-- START RECORDS FOR PROCESSING --
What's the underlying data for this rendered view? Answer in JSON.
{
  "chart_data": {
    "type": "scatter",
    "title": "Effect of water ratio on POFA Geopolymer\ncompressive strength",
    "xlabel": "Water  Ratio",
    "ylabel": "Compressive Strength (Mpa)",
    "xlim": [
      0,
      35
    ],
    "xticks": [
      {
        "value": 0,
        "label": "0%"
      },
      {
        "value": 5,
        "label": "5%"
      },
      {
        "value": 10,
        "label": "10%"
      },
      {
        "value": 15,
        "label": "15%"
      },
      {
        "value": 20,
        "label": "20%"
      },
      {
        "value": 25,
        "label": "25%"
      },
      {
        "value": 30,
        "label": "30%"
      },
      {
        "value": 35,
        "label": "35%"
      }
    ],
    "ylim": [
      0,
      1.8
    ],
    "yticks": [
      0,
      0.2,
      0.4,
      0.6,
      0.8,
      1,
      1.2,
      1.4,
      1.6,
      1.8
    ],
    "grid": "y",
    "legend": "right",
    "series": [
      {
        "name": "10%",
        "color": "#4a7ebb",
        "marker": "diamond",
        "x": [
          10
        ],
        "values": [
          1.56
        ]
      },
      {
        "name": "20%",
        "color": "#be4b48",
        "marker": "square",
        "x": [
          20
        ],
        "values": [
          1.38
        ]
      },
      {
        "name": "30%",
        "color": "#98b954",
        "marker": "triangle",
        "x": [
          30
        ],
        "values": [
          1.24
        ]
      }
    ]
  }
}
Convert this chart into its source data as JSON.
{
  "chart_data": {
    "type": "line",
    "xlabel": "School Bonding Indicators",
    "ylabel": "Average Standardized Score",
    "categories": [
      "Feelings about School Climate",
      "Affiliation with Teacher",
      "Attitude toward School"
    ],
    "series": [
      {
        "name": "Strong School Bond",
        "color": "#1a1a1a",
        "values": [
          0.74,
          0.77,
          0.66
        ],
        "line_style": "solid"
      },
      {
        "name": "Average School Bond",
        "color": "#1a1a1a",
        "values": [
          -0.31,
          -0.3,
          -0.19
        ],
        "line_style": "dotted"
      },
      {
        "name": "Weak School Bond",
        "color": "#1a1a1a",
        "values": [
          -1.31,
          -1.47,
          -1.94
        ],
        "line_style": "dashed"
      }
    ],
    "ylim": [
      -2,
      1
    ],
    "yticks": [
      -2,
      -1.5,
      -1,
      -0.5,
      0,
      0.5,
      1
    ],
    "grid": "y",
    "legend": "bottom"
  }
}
-- END RECORDS FOR PROCESSING --
◆ WHAT THE EXERCISE ASKS
Write out every entry verbatim.

◆ EXERCISE RESULT
What's the underlying data for this rendered view? Answer in JSON.
{
  "chart_data": {
    "type": "scatter",
    "title": "Effect of water ratio on POFA Geopolymer\ncompressive strength",
    "xlabel": "Water  Ratio",
    "ylabel": "Compressive Strength (Mpa)",
    "xlim": [
      0,
      35
    ],
    "xticks": [
      {
        "value": 0,
        "label": "0%"
      },
      {
        "value": 5,
        "label": "5%"
      },
      {
        "value": 10,
        "label": "10%"
      },
      {
        "value": 15,
        "label": "15%"
      },
      {
        "value": 20,
        "label": "20%"
      },
      {
        "value": 25,
        "label": "25%"
      },
      {
        "value": 30,
        "label": "30%"
      },
      {
        "value": 35,
        "label": "35%"
      }
    ],
    "ylim": [
      0,
      1.8
    ],
    "yticks": [
      0,
      0.2,
      0.4,
      0.6,
      0.8,
      1,
      1.2,
      1.4,
      1.6,
      1.8
    ],
    "grid": "y",
    "legend": "right",
    "series": [
      {
        "name": "10%",
        "color": "#4a7ebb",
        "marker": "diamond",
        "x": [
          10
        ],
        "values": [
          1.56
        ]
      },
      {
        "name": "20%",
        "color": "#be4b48",
        "marker": "square",
        "x": [
          20
        ],
        "values": [
          1.38
        ]
      },
      {
        "name": "30%",
        "color": "#98b954",
        "marker": "triangle",
        "x": [
          30
        ],
        "values": [
          1.24
        ]
      }
    ]
  }
}
Convert this chart into its source data as JSON.
{
  "chart_data": {
    "type": "line",
    "xlabel": "School Bonding Indicators",
    "ylabel": "Average Standardized Score",
    "categories": [
      "Feelings about School Climate",
      "Affiliation with Teacher",
      "Attitude toward School"
    ],
    "series": [
      {
        "name": "Strong School Bond",
        "color": "#1a1a1a",
        "values": [
          0.74,
          0.77,
          0.66
        ],
        "line_style": "solid"
      },
      {
        "name": "Average School Bond",
        "color": "#1a1a1a",
        "values": [
          -0.31,
          -0.3,
          -0.19
        ],
        "line_style": "dotted"
      },
      {
        "name": "Weak School Bond",
        "color": "#1a1a1a",
        "values": [
          -1.31,
          -1.47,
          -1.94
        ],
        "line_style": "dashed"
      }
    ],
    "ylim": [
      -2,
      1
    ],
    "yticks": [
      -2,
      -1.5,
      -1,
      -0.5,
      0,
      0.5,
      1
    ],
    "grid": "y",
    "legend": "bottom"
  }
}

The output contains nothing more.